» **Task goal**: Exclude the pictures, then copy all remaining records exactly.

— begin Records to use —

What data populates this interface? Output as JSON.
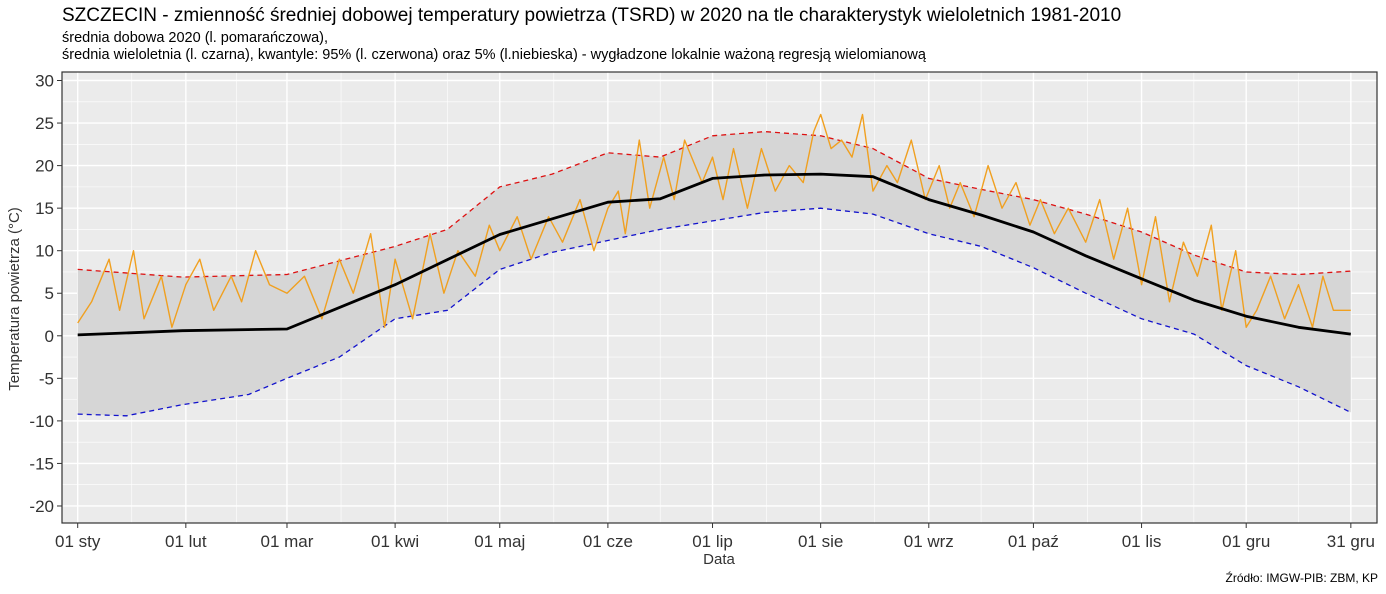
{
  "title": "SZCZECIN - zmienność średniej dobowej temperatury powietrza (TSRD) w 2020 na tle charakterystyk wieloletnich 1981-2010",
  "subtitle_line1": "średnia dobowa 2020 (l. pomarańczowa),",
  "subtitle_line2": "średnia wieloletnia (l. czarna), kwantyle: 95% (l. czerwona) oraz 5% (l.niebieska) - wygładzone lokalnie ważoną regresją wielomianową",
  "source": "Źródło: IMGW-PIB: ZBM, KP",
  "colors": {
    "daily_2020": "#f0a020",
    "long_term_mean": "#000000",
    "q95": "#dd1111",
    "q5": "#1111cc",
    "band": "#d6d6d6",
    "panel": "#ebebeb",
    "grid": "#ffffff"
  },
  "chart_data": {
    "type": "line",
    "xlabel": "Data",
    "ylabel": "Temperatura powietrza (°C)",
    "ylim": [
      -22,
      31
    ],
    "y_ticks": [
      -20,
      -15,
      -10,
      -5,
      0,
      5,
      10,
      15,
      20,
      25,
      30
    ],
    "x_ticks": [
      {
        "label": "01 sty",
        "day": 1
      },
      {
        "label": "01 lut",
        "day": 32
      },
      {
        "label": "01 mar",
        "day": 61
      },
      {
        "label": "01 kwi",
        "day": 92
      },
      {
        "label": "01 maj",
        "day": 122
      },
      {
        "label": "01 cze",
        "day": 153
      },
      {
        "label": "01 lip",
        "day": 183
      },
      {
        "label": "01 sie",
        "day": 214
      },
      {
        "label": "01 wrz",
        "day": 245
      },
      {
        "label": "01 paź",
        "day": 275
      },
      {
        "label": "01 lis",
        "day": 306
      },
      {
        "label": "01 gru",
        "day": 336
      },
      {
        "label": "31 gru",
        "day": 366
      }
    ],
    "xlim_days": [
      -3.5,
      373.5
    ],
    "grid": true,
    "series": [
      {
        "name": "średnia dobowa 2020",
        "key": "daily_2020",
        "x": [
          1,
          5,
          10,
          13,
          17,
          20,
          25,
          28,
          32,
          36,
          40,
          45,
          48,
          52,
          56,
          61,
          66,
          71,
          76,
          80,
          85,
          89,
          92,
          97,
          102,
          106,
          110,
          115,
          119,
          122,
          127,
          131,
          136,
          140,
          145,
          149,
          153,
          156,
          158,
          162,
          165,
          169,
          172,
          175,
          180,
          183,
          186,
          189,
          193,
          197,
          201,
          205,
          209,
          212,
          214,
          217,
          220,
          223,
          226,
          229,
          233,
          236,
          240,
          244,
          248,
          251,
          254,
          258,
          262,
          266,
          270,
          274,
          277,
          281,
          285,
          290,
          294,
          298,
          302,
          306,
          310,
          314,
          318,
          322,
          326,
          329,
          333,
          336,
          339,
          343,
          347,
          351,
          355,
          358,
          361,
          366
        ],
        "y": [
          1.5,
          4,
          9,
          3,
          10,
          2,
          7,
          1,
          6,
          9,
          3,
          7,
          4,
          10,
          6,
          5,
          7,
          2,
          9,
          5,
          12,
          1,
          9,
          2,
          12,
          5,
          10,
          7,
          13,
          10,
          14,
          9,
          14,
          11,
          16,
          10,
          15,
          17,
          12,
          23,
          15,
          21,
          16,
          23,
          18,
          21,
          16,
          22,
          15,
          22,
          17,
          20,
          18,
          24,
          26,
          22,
          23,
          21,
          26,
          17,
          20,
          18,
          23,
          16,
          20,
          15,
          18,
          14,
          20,
          15,
          18,
          13,
          16,
          12,
          15,
          11,
          16,
          9,
          15,
          6,
          14,
          4,
          11,
          7,
          13,
          3,
          10,
          1,
          3,
          7,
          2,
          6,
          1,
          7,
          3,
          3
        ]
      },
      {
        "name": "średnia wieloletnia",
        "key": "long_term_mean",
        "x": [
          1,
          31,
          61,
          92,
          122,
          153,
          168,
          183,
          198,
          214,
          229,
          245,
          260,
          275,
          290,
          306,
          321,
          336,
          351,
          366
        ],
        "y": [
          0.1,
          0.6,
          0.8,
          6.0,
          11.9,
          15.7,
          16.1,
          18.5,
          18.9,
          19.0,
          18.7,
          16.0,
          14.2,
          12.2,
          9.4,
          6.7,
          4.2,
          2.3,
          1.0,
          0.2
        ]
      },
      {
        "name": "kwantyl 95%",
        "key": "q95",
        "x": [
          1,
          31,
          61,
          92,
          107,
          122,
          137,
          153,
          168,
          183,
          198,
          214,
          229,
          245,
          260,
          275,
          290,
          306,
          321,
          336,
          351,
          366
        ],
        "y": [
          7.8,
          6.9,
          7.2,
          10.5,
          12.5,
          17.5,
          19.0,
          21.5,
          21.0,
          23.5,
          24.0,
          23.5,
          22.0,
          18.5,
          17.2,
          16.0,
          14.3,
          12.2,
          9.5,
          7.5,
          7.2,
          7.6
        ]
      },
      {
        "name": "kwantyl 5%",
        "key": "q5",
        "x": [
          1,
          15,
          31,
          50,
          61,
          76,
          92,
          107,
          122,
          137,
          153,
          168,
          183,
          198,
          214,
          229,
          245,
          260,
          275,
          290,
          306,
          321,
          336,
          351,
          366
        ],
        "y": [
          -9.2,
          -9.4,
          -8.1,
          -6.9,
          -5.0,
          -2.5,
          2.0,
          3.0,
          7.8,
          9.8,
          11.2,
          12.5,
          13.5,
          14.5,
          15.0,
          14.3,
          12.0,
          10.5,
          8.0,
          5.0,
          2.0,
          0.2,
          -3.5,
          -6.0,
          -9.0
        ]
      }
    ]
  }
}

— end Records to use —

» **Output for this exercise**:
What data populates this interface? Output as JSON.
{
  "title": "SZCZECIN - zmienność średniej dobowej temperatury powietrza (TSRD) w 2020 na tle charakterystyk wieloletnich 1981-2010",
  "subtitle_line1": "średnia dobowa 2020 (l. pomarańczowa),",
  "subtitle_line2": "średnia wieloletnia (l. czarna), kwantyle: 95% (l. czerwona) oraz 5% (l.niebieska) - wygładzone lokalnie ważoną regresją wielomianową",
  "source": "Źródło: IMGW-PIB: ZBM, KP",
  "colors": {
    "daily_2020": "#f0a020",
    "long_term_mean": "#000000",
    "q95": "#dd1111",
    "q5": "#1111cc",
    "band": "#d6d6d6",
    "panel": "#ebebeb",
    "grid": "#ffffff"
  },
  "chart_data": {
    "type": "line",
    "xlabel": "Data",
    "ylabel": "Temperatura powietrza (°C)",
    "ylim": [
      -22,
      31
    ],
    "y_ticks": [
      -20,
      -15,
      -10,
      -5,
      0,
      5,
      10,
      15,
      20,
      25,
      30
    ],
    "x_ticks": [
      {
        "label": "01 sty",
        "day": 1
      },
      {
        "label": "01 lut",
        "day": 32
      },
      {
        "label": "01 mar",
        "day": 61
      },
      {
        "label": "01 kwi",
        "day": 92
      },
      {
        "label": "01 maj",
        "day": 122
      },
      {
        "label": "01 cze",
        "day": 153
      },
      {
        "label": "01 lip",
        "day": 183
      },
      {
        "label": "01 sie",
        "day": 214
      },
      {
        "label": "01 wrz",
        "day": 245
      },
      {
        "label": "01 paź",
        "day": 275
      },
      {
        "label": "01 lis",
        "day": 306
      },
      {
        "label": "01 gru",
        "day": 336
      },
      {
        "label": "31 gru",
        "day": 366
      }
    ],
    "xlim_days": [
      -3.5,
      373.5
    ],
    "grid": true,
    "series": [
      {
        "name": "średnia dobowa 2020",
        "key": "daily_2020",
        "x": [
          1,
          5,
          10,
          13,
          17,
          20,
          25,
          28,
          32,
          36,
          40,
          45,
          48,
          52,
          56,
          61,
          66,
          71,
          76,
          80,
          85,
          89,
          92,
          97,
          102,
          106,
          110,
          115,
          119,
          122,
          127,
          131,
          136,
          140,
          145,
          149,
          153,
          156,
          158,
          162,
          165,
          169,
          172,
          175,
          180,
          183,
          186,
          189,
          193,
          197,
          201,
          205,
          209,
          212,
          214,
          217,
          220,
          223,
          226,
          229,
          233,
          236,
          240,
          244,
          248,
          251,
          254,
          258,
          262,
          266,
          270,
          274,
          277,
          281,
          285,
          290,
          294,
          298,
          302,
          306,
          310,
          314,
          318,
          322,
          326,
          329,
          333,
          336,
          339,
          343,
          347,
          351,
          355,
          358,
          361,
          366
        ],
        "y": [
          1.5,
          4,
          9,
          3,
          10,
          2,
          7,
          1,
          6,
          9,
          3,
          7,
          4,
          10,
          6,
          5,
          7,
          2,
          9,
          5,
          12,
          1,
          9,
          2,
          12,
          5,
          10,
          7,
          13,
          10,
          14,
          9,
          14,
          11,
          16,
          10,
          15,
          17,
          12,
          23,
          15,
          21,
          16,
          23,
          18,
          21,
          16,
          22,
          15,
          22,
          17,
          20,
          18,
          24,
          26,
          22,
          23,
          21,
          26,
          17,
          20,
          18,
          23,
          16,
          20,
          15,
          18,
          14,
          20,
          15,
          18,
          13,
          16,
          12,
          15,
          11,
          16,
          9,
          15,
          6,
          14,
          4,
          11,
          7,
          13,
          3,
          10,
          1,
          3,
          7,
          2,
          6,
          1,
          7,
          3,
          3
        ]
      },
      {
        "name": "średnia wieloletnia",
        "key": "long_term_mean",
        "x": [
          1,
          31,
          61,
          92,
          122,
          153,
          168,
          183,
          198,
          214,
          229,
          245,
          260,
          275,
          290,
          306,
          321,
          336,
          351,
          366
        ],
        "y": [
          0.1,
          0.6,
          0.8,
          6.0,
          11.9,
          15.7,
          16.1,
          18.5,
          18.9,
          19.0,
          18.7,
          16.0,
          14.2,
          12.2,
          9.4,
          6.7,
          4.2,
          2.3,
          1.0,
          0.2
        ]
      },
      {
        "name": "kwantyl 95%",
        "key": "q95",
        "x": [
          1,
          31,
          61,
          92,
          107,
          122,
          137,
          153,
          168,
          183,
          198,
          214,
          229,
          245,
          260,
          275,
          290,
          306,
          321,
          336,
          351,
          366
        ],
        "y": [
          7.8,
          6.9,
          7.2,
          10.5,
          12.5,
          17.5,
          19.0,
          21.5,
          21.0,
          23.5,
          24.0,
          23.5,
          22.0,
          18.5,
          17.2,
          16.0,
          14.3,
          12.2,
          9.5,
          7.5,
          7.2,
          7.6
        ]
      },
      {
        "name": "kwantyl 5%",
        "key": "q5",
        "x": [
          1,
          15,
          31,
          50,
          61,
          76,
          92,
          107,
          122,
          137,
          153,
          168,
          183,
          198,
          214,
          229,
          245,
          260,
          275,
          290,
          306,
          321,
          336,
          351,
          366
        ],
        "y": [
          -9.2,
          -9.4,
          -8.1,
          -6.9,
          -5.0,
          -2.5,
          2.0,
          3.0,
          7.8,
          9.8,
          11.2,
          12.5,
          13.5,
          14.5,
          15.0,
          14.3,
          12.0,
          10.5,
          8.0,
          5.0,
          2.0,
          0.2,
          -3.5,
          -6.0,
          -9.0
        ]
      }
    ]
  }
}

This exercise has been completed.